EXERCISE MATERIAL |

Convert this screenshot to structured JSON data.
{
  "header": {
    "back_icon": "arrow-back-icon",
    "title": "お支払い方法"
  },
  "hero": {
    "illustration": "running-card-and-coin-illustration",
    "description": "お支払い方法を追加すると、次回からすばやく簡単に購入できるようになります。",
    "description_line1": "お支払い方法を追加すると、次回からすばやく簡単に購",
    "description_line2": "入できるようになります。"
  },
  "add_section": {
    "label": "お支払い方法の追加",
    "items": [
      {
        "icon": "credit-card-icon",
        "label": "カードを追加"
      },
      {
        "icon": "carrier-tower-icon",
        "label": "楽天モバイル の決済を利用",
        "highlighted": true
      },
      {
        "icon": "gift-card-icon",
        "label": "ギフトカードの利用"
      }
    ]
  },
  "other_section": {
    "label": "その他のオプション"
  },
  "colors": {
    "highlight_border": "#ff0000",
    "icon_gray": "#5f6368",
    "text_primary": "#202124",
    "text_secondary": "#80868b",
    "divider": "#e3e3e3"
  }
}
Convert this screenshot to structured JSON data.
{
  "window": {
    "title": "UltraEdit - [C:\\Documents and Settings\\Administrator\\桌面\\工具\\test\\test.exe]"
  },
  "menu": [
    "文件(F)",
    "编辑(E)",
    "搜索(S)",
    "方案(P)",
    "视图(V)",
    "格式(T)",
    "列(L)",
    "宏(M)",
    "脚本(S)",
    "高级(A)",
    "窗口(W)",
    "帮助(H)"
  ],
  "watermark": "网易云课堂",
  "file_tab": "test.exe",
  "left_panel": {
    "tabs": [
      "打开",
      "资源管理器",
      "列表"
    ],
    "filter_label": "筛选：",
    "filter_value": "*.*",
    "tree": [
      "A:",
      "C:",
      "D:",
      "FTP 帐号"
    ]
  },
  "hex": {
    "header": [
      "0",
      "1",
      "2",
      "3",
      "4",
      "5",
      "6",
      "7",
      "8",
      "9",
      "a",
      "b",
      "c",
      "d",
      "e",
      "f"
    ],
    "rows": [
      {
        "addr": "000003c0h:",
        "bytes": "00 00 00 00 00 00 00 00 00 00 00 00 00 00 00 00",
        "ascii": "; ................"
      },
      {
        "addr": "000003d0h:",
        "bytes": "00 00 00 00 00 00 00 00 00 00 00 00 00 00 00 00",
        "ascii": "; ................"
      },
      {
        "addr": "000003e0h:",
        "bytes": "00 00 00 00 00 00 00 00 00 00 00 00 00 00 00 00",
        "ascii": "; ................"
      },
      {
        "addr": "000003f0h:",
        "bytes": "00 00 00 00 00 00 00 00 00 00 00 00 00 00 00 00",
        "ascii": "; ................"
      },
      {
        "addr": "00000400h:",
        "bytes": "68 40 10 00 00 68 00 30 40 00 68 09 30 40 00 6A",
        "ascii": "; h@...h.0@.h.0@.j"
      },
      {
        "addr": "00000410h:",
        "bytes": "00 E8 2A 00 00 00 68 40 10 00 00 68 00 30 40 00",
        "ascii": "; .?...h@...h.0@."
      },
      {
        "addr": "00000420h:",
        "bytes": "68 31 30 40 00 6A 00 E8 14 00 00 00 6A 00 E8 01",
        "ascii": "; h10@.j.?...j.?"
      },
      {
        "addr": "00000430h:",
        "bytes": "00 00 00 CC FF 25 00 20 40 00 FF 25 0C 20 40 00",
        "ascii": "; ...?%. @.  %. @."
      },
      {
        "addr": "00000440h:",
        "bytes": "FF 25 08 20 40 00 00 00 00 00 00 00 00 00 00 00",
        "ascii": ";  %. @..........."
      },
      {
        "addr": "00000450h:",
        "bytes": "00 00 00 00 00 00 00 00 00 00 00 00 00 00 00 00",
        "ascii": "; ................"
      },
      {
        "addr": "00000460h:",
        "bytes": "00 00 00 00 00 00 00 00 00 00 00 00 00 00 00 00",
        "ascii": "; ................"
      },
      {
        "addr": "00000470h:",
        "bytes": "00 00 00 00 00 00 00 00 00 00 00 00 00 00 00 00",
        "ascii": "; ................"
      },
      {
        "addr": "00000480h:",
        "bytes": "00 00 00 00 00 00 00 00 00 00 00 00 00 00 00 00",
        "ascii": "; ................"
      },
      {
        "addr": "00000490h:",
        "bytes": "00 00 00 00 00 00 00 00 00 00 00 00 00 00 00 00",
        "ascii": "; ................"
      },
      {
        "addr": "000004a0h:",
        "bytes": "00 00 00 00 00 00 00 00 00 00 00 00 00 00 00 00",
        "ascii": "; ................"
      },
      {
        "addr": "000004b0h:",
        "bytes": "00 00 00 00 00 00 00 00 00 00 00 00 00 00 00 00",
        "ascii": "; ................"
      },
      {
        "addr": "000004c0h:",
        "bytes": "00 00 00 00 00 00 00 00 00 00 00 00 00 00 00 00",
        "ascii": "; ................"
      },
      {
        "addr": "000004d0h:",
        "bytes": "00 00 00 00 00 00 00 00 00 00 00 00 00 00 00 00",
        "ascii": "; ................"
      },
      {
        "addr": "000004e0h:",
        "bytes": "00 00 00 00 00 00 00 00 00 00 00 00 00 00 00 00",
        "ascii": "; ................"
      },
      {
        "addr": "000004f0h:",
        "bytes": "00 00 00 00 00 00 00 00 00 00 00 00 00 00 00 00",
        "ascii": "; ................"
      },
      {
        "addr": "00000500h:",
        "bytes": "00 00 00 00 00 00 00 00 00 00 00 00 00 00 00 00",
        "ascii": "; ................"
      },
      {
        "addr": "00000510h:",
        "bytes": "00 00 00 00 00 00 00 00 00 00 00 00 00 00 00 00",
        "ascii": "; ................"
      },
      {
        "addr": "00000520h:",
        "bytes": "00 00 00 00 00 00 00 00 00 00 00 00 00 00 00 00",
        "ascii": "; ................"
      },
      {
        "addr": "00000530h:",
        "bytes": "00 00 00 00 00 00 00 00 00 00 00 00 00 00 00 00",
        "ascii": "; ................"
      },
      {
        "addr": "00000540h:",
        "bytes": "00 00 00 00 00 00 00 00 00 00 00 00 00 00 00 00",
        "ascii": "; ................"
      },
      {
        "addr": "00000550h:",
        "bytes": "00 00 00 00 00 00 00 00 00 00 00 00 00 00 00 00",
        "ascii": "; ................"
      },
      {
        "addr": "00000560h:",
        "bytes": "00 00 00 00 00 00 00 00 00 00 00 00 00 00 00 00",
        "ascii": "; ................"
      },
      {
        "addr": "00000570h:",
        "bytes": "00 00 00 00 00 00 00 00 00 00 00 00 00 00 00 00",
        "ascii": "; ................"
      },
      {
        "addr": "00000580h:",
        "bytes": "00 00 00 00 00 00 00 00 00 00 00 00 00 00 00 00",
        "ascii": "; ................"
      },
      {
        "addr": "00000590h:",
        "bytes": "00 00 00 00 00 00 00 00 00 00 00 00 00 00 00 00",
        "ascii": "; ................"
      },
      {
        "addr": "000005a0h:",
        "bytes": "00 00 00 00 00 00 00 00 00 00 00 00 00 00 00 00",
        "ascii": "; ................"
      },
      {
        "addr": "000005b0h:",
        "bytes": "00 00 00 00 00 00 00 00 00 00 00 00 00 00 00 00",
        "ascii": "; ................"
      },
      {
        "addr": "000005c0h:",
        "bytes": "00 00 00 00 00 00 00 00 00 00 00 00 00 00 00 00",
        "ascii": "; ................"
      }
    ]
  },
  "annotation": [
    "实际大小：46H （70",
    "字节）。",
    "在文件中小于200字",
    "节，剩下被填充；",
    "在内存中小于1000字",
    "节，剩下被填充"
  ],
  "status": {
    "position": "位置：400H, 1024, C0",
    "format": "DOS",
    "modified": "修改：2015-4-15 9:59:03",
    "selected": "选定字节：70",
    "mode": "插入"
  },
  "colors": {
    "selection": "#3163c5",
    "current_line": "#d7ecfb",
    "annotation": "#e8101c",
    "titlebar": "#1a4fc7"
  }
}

WORK TO COMPLETE |
Filter the data, keeping only the lines that contain "card".

COMPLETE ANSWER |
    "illustration": "running-card-and-coin-illustration",
        "icon": "credit-card-icon",
        "icon": "gift-card-icon",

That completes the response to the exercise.